--- Written instruction ---
Hunt for the word "coupling" across the entries below, copying each line that holds it.

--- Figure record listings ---
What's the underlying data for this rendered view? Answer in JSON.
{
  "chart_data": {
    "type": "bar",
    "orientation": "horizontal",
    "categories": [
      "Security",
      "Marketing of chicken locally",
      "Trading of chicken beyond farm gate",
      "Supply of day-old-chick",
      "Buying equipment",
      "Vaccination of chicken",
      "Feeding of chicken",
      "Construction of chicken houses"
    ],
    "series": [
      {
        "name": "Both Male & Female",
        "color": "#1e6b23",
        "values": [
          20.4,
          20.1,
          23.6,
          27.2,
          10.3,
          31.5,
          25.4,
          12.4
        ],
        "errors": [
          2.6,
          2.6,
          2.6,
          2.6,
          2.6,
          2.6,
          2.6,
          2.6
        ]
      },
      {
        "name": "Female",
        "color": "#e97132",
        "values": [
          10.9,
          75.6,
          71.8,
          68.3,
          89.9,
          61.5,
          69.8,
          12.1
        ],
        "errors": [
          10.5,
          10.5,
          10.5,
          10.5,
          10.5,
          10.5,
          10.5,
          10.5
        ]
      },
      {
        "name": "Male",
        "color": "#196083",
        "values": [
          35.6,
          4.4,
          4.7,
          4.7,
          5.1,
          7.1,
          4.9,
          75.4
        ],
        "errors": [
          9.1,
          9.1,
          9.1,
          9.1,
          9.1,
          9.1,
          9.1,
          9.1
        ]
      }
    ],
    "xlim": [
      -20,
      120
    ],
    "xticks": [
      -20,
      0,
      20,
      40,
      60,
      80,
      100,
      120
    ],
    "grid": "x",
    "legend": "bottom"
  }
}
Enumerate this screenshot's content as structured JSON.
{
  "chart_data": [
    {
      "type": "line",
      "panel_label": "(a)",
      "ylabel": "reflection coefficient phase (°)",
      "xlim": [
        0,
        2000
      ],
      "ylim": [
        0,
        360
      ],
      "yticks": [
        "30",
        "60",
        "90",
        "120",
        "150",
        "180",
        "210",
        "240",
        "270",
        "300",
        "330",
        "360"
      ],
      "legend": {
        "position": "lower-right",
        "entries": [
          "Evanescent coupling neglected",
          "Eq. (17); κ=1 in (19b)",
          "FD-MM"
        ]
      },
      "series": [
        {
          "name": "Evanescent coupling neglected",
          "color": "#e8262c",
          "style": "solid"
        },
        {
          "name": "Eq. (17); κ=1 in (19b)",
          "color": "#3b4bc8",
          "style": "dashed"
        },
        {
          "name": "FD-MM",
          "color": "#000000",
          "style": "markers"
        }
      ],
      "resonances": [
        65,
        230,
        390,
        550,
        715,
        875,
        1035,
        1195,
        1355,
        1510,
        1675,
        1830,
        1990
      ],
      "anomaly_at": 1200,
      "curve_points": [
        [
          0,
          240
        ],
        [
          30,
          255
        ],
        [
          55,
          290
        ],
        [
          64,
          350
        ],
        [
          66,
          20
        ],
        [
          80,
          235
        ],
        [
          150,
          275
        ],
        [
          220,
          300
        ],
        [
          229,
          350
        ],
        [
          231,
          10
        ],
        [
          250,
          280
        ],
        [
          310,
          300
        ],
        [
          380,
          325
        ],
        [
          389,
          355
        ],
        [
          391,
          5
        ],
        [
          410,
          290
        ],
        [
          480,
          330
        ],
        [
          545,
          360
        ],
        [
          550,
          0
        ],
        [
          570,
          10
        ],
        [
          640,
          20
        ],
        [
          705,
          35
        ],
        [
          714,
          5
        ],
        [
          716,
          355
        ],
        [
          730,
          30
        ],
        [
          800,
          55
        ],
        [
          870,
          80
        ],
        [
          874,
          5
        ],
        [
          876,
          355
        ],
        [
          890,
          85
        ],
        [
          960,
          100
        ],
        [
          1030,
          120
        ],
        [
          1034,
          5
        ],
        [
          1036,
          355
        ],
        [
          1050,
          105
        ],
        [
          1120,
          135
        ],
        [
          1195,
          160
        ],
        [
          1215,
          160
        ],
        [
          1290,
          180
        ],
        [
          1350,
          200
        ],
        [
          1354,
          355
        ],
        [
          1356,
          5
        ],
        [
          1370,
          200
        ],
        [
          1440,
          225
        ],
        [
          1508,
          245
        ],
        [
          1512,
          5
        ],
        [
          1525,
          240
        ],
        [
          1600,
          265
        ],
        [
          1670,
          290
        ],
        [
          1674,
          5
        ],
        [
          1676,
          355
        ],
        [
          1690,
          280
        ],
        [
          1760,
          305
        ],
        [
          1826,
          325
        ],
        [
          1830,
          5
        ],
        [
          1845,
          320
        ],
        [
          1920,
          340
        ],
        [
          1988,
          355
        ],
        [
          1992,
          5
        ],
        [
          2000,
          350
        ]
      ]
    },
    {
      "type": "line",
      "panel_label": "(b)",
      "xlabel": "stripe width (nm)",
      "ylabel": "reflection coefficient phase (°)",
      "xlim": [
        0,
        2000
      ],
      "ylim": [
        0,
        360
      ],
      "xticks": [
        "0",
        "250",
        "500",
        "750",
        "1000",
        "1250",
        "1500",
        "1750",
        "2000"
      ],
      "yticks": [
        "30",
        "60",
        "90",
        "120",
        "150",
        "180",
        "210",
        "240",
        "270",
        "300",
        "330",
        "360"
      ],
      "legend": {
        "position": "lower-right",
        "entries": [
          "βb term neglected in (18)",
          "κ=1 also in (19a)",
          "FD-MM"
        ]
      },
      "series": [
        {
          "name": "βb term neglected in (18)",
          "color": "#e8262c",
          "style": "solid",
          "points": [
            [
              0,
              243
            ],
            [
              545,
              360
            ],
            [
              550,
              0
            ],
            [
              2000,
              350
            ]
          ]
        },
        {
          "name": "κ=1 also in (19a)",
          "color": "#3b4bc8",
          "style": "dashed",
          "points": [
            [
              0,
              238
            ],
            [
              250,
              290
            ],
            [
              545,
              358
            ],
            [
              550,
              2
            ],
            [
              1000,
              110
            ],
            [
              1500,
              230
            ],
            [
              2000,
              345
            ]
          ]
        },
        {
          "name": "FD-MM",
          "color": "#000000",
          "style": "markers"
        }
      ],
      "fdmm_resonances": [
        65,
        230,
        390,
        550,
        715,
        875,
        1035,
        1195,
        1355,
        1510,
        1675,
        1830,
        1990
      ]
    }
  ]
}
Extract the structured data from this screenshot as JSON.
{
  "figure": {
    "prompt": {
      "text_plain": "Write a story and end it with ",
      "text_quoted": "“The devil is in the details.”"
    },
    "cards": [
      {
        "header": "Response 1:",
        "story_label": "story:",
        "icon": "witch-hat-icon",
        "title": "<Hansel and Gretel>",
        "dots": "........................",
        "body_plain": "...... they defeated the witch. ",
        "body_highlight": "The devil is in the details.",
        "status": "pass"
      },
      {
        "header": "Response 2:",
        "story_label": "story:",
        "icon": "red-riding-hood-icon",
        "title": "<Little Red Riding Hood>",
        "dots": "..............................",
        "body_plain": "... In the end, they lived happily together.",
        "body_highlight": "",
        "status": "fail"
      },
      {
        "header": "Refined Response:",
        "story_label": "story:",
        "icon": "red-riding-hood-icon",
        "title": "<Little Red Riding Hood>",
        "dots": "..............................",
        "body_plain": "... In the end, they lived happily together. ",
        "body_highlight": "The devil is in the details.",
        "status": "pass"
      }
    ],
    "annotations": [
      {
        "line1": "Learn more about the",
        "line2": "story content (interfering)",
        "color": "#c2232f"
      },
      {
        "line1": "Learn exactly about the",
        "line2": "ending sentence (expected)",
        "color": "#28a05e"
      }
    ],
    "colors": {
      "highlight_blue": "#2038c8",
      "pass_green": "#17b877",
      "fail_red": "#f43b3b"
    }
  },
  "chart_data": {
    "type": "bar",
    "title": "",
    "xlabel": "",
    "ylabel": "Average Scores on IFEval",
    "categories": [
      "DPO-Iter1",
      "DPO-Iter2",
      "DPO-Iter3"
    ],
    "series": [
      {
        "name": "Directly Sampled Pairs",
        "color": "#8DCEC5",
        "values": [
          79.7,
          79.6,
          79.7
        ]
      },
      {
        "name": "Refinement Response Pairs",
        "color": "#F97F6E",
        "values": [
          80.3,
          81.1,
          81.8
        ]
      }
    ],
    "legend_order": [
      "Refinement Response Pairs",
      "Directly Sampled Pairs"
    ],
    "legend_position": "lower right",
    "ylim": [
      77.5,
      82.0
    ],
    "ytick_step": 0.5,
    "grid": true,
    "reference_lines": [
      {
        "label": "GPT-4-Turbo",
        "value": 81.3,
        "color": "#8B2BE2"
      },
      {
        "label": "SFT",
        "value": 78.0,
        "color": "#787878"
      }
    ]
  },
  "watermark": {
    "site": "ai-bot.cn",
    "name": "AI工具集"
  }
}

--- Written answer ---
          "Evanescent coupling neglected",
          "name": "Evanescent coupling neglected",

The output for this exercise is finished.